STATED PROBLEM:
Every line of the material is to be repeated exactly as it stands.

THE INPUT:
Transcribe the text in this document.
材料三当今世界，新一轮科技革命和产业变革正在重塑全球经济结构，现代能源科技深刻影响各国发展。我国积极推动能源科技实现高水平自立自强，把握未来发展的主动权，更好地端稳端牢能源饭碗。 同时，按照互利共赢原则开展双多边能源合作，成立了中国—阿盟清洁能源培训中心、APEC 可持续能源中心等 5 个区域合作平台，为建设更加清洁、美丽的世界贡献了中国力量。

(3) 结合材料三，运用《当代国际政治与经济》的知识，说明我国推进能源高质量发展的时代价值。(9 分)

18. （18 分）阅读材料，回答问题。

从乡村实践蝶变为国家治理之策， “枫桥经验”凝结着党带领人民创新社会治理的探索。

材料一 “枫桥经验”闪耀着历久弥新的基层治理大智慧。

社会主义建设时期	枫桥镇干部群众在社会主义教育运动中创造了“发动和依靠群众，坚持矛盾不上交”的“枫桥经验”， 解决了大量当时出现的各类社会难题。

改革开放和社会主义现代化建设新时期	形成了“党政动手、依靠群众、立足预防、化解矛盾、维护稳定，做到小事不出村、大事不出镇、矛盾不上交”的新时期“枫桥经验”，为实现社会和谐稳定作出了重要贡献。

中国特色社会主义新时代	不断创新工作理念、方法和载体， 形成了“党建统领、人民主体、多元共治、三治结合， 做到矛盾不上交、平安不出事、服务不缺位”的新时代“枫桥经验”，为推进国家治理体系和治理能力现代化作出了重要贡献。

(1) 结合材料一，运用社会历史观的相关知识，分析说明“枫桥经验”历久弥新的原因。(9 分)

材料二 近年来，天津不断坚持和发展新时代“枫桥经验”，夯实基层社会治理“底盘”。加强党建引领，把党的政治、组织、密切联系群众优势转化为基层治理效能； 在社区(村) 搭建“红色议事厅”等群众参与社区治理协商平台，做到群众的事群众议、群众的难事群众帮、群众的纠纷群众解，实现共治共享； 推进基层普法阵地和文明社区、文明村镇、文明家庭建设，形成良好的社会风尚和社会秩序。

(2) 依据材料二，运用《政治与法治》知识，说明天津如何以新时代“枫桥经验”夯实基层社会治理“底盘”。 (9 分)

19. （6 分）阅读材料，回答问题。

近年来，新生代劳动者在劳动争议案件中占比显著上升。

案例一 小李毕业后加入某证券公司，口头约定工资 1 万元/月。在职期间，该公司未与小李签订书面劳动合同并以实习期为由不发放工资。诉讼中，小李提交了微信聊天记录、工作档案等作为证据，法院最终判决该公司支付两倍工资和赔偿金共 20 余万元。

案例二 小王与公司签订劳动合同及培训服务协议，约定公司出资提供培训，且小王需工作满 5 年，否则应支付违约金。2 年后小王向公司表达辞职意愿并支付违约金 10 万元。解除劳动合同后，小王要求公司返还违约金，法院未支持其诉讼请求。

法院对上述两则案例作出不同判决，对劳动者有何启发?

RESULT OF THE EXERCISE:
Transcribe the text in this document.
材料三当今世界，新一轮科技革命和产业变革正在重塑全球经济结构，现代能源科技深刻影响各国发展。我国积极推动能源科技实现高水平自立自强，把握未来发展的主动权，更好地端稳端牢能源饭碗。 同时，按照互利共赢原则开展双多边能源合作，成立了中国—阿盟清洁能源培训中心、APEC 可持续能源中心等 5 个区域合作平台，为建设更加清洁、美丽的世界贡献了中国力量。

(3) 结合材料三，运用《当代国际政治与经济》的知识，说明我国推进能源高质量发展的时代价值。(9 分)

18. （18 分）阅读材料，回答问题。

从乡村实践蝶变为国家治理之策， “枫桥经验”凝结着党带领人民创新社会治理的探索。

材料一 “枫桥经验”闪耀着历久弥新的基层治理大智慧。

社会主义建设时期	枫桥镇干部群众在社会主义教育运动中创造了“发动和依靠群众，坚持矛盾不上交”的“枫桥经验”， 解决了大量当时出现的各类社会难题。

改革开放和社会主义现代化建设新时期	形成了“党政动手、依靠群众、立足预防、化解矛盾、维护稳定，做到小事不出村、大事不出镇、矛盾不上交”的新时期“枫桥经验”，为实现社会和谐稳定作出了重要贡献。

中国特色社会主义新时代	不断创新工作理念、方法和载体， 形成了“党建统领、人民主体、多元共治、三治结合， 做到矛盾不上交、平安不出事、服务不缺位”的新时代“枫桥经验”，为推进国家治理体系和治理能力现代化作出了重要贡献。

(1) 结合材料一，运用社会历史观的相关知识，分析说明“枫桥经验”历久弥新的原因。(9 分)

材料二 近年来，天津不断坚持和发展新时代“枫桥经验”，夯实基层社会治理“底盘”。加强党建引领，把党的政治、组织、密切联系群众优势转化为基层治理效能； 在社区(村) 搭建“红色议事厅”等群众参与社区治理协商平台，做到群众的事群众议、群众的难事群众帮、群众的纠纷群众解，实现共治共享； 推进基层普法阵地和文明社区、文明村镇、文明家庭建设，形成良好的社会风尚和社会秩序。

(2) 依据材料二，运用《政治与法治》知识，说明天津如何以新时代“枫桥经验”夯实基层社会治理“底盘”。 (9 分)

19. （6 分）阅读材料，回答问题。

近年来，新生代劳动者在劳动争议案件中占比显著上升。

案例一 小李毕业后加入某证券公司，口头约定工资 1 万元/月。在职期间，该公司未与小李签订书面劳动合同并以实习期为由不发放工资。诉讼中，小李提交了微信聊天记录、工作档案等作为证据，法院最终判决该公司支付两倍工资和赔偿金共 20 余万元。

案例二 小王与公司签订劳动合同及培训服务协议，约定公司出资提供培训，且小王需工作满 5 年，否则应支付违约金。2 年后小王向公司表达辞职意愿并支付违约金 10 万元。解除劳动合同后，小王要求公司返还违约金，法院未支持其诉讼请求。

法院对上述两则案例作出不同判决，对劳动者有何启发?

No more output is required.